Stored items from a collection:
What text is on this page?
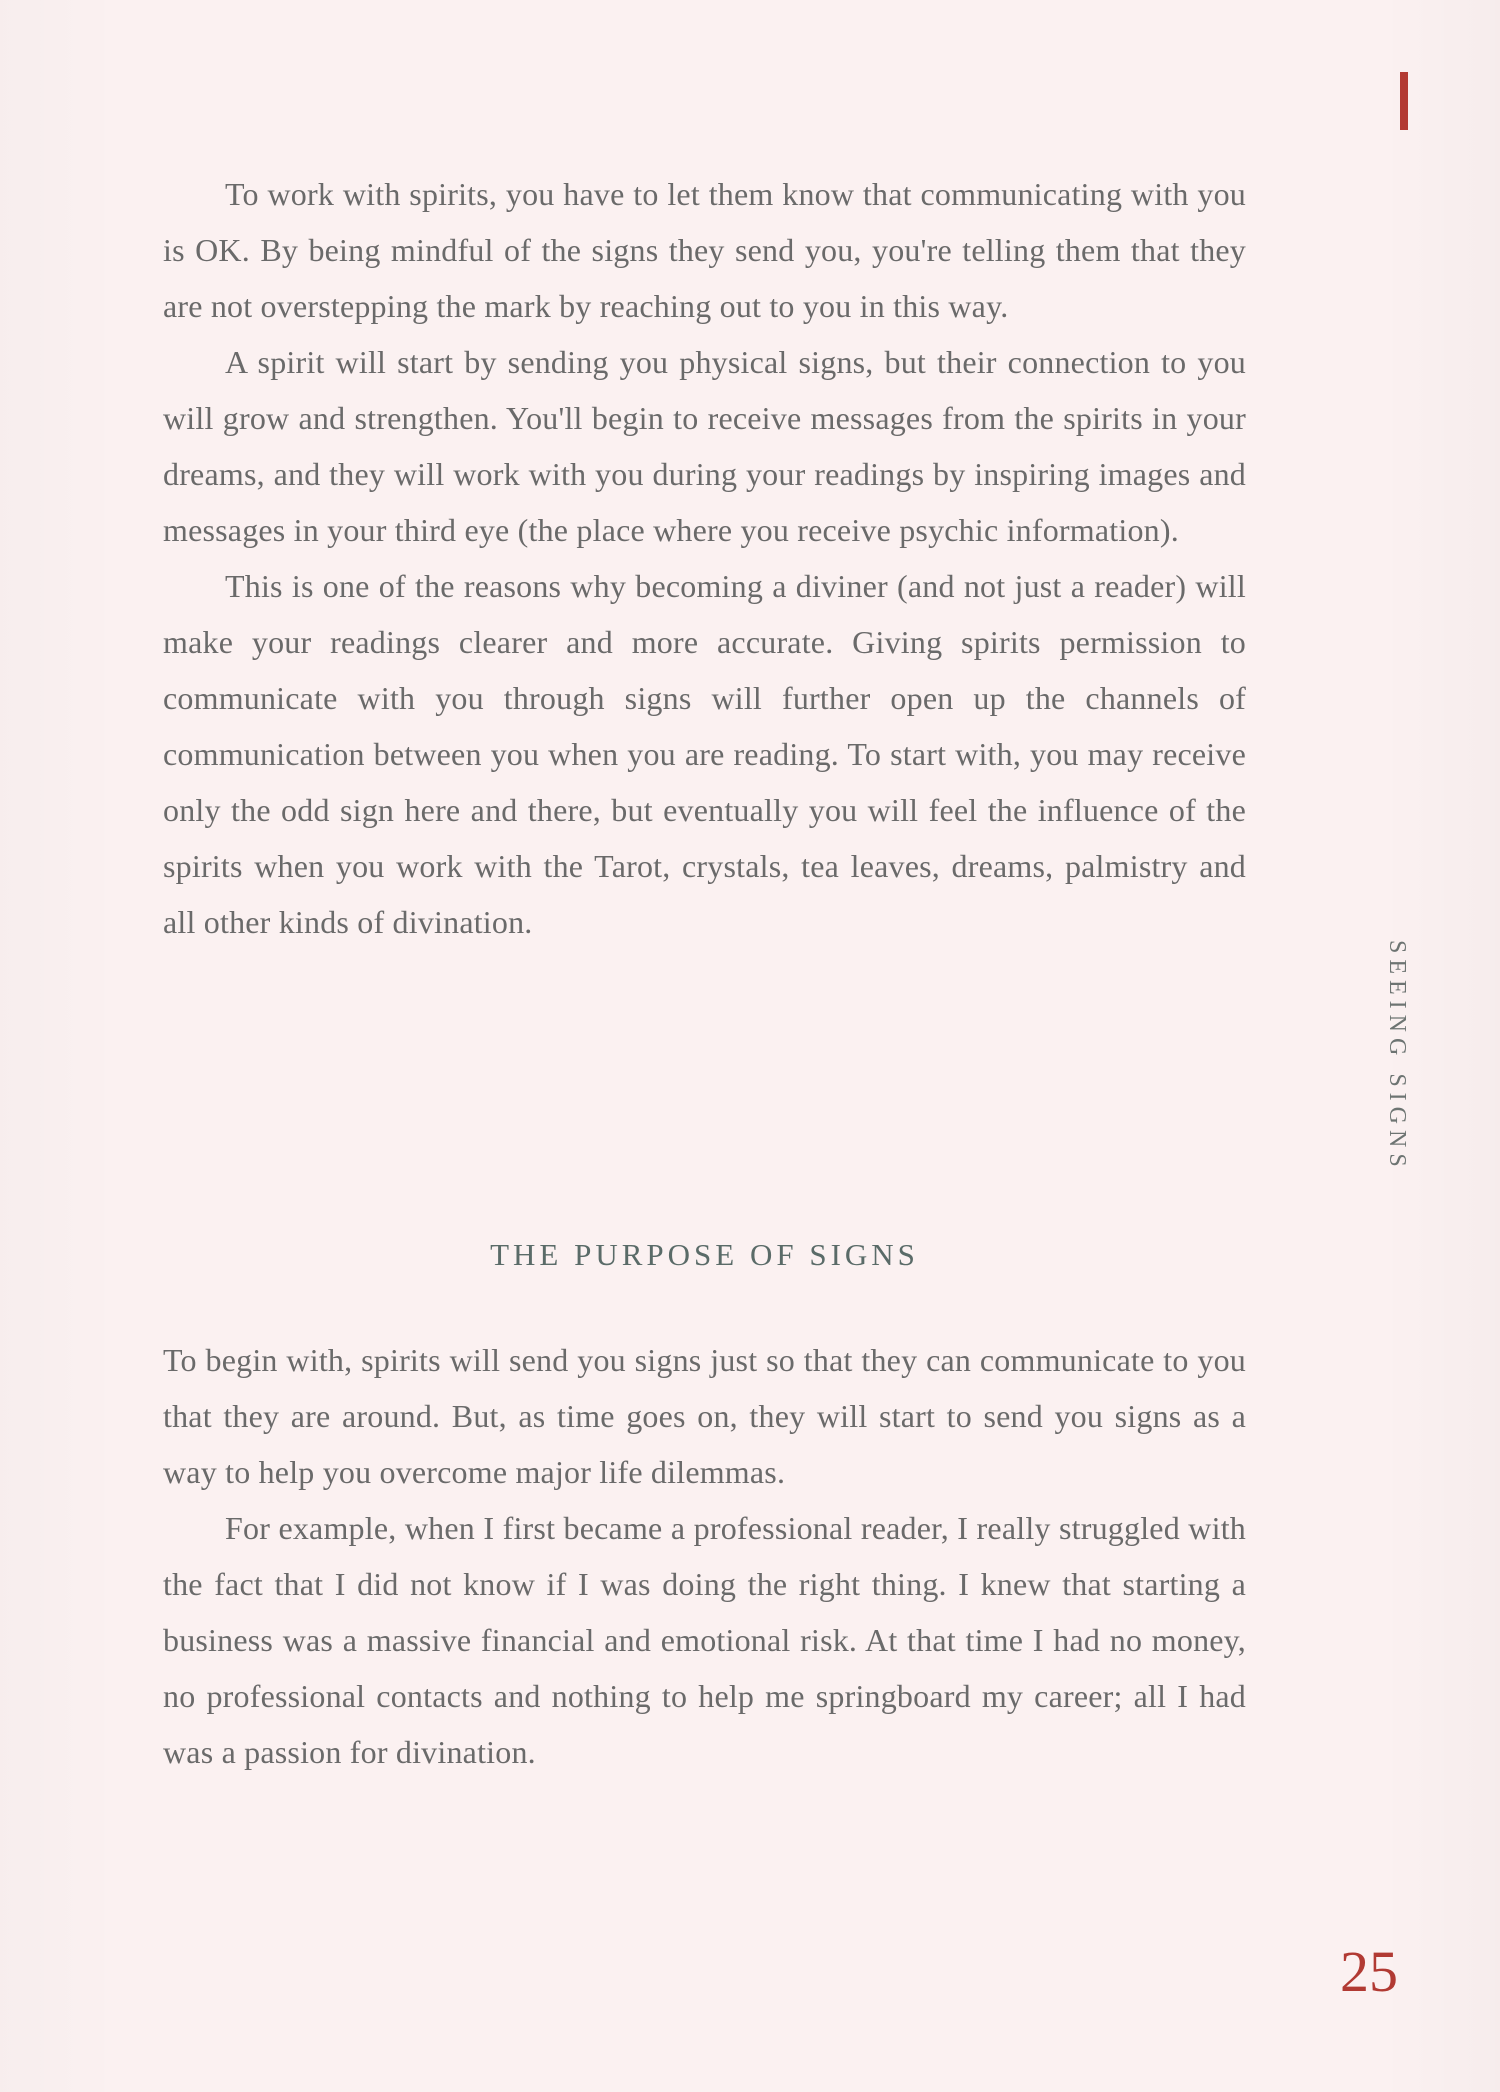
To work with spirits, you have to let them know that communicating with you is OK. By being mindful of the signs they send you, you're telling them that they are not overstepping the mark by reaching out to you in this way.

A spirit will start by sending you physical signs, but their connection to you will grow and strengthen. You'll begin to receive messages from the spirits in your dreams, and they will work with you during your readings by inspiring images and messages in your third eye (the place where you receive psychic information).

This is one of the reasons why becoming a diviner (and not just a reader) will make your readings clearer and more accurate. Giving spirits permission to communicate with you through signs will further open up the channels of communication between you when you are reading. To start with, you may receive only the odd sign here and there, but eventually you will feel the influence of the spirits when you work with the Tarot, crystals, tea leaves, dreams, palmistry and all other kinds of divination.

THE PURPOSE OF SIGNS

To begin with, spirits will send you signs just so that they can communicate to you that they are around. But, as time goes on, they will start to send you signs as a way to help you overcome major life dilemmas.

For example, when I first became a professional reader, I really struggled with the fact that I did not know if I was doing the right thing. I knew that starting a business was a massive financial and emotional risk. At that time I had no money, no professional contacts and nothing to help me springboard my career; all I had was a passion for divination.

SEEING SIGNS
25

TASK INSTRUCTIONS -> Your task is an exact transcription of all the data, minus the pictures.

PROBLEM SOLUTION ->
What text is on this page?
To work with spirits, you have to let them know that communicating with you is OK. By being mindful of the signs they send you, you're telling them that they are not overstepping the mark by reaching out to you in this way.

A spirit will start by sending you physical signs, but their connection to you will grow and strengthen. You'll begin to receive messages from the spirits in your dreams, and they will work with you during your readings by inspiring images and messages in your third eye (the place where you receive psychic information).

This is one of the reasons why becoming a diviner (and not just a reader) will make your readings clearer and more accurate. Giving spirits permission to communicate with you through signs will further open up the channels of communication between you when you are reading. To start with, you may receive only the odd sign here and there, but eventually you will feel the influence of the spirits when you work with the Tarot, crystals, tea leaves, dreams, palmistry and all other kinds of divination.

THE PURPOSE OF SIGNS

To begin with, spirits will send you signs just so that they can communicate to you that they are around. But, as time goes on, they will start to send you signs as a way to help you overcome major life dilemmas.

For example, when I first became a professional reader, I really struggled with the fact that I did not know if I was doing the right thing. I knew that starting a business was a massive financial and emotional risk. At that time I had no money, no professional contacts and nothing to help me springboard my career; all I had was a passion for divination.

SEEING SIGNS
25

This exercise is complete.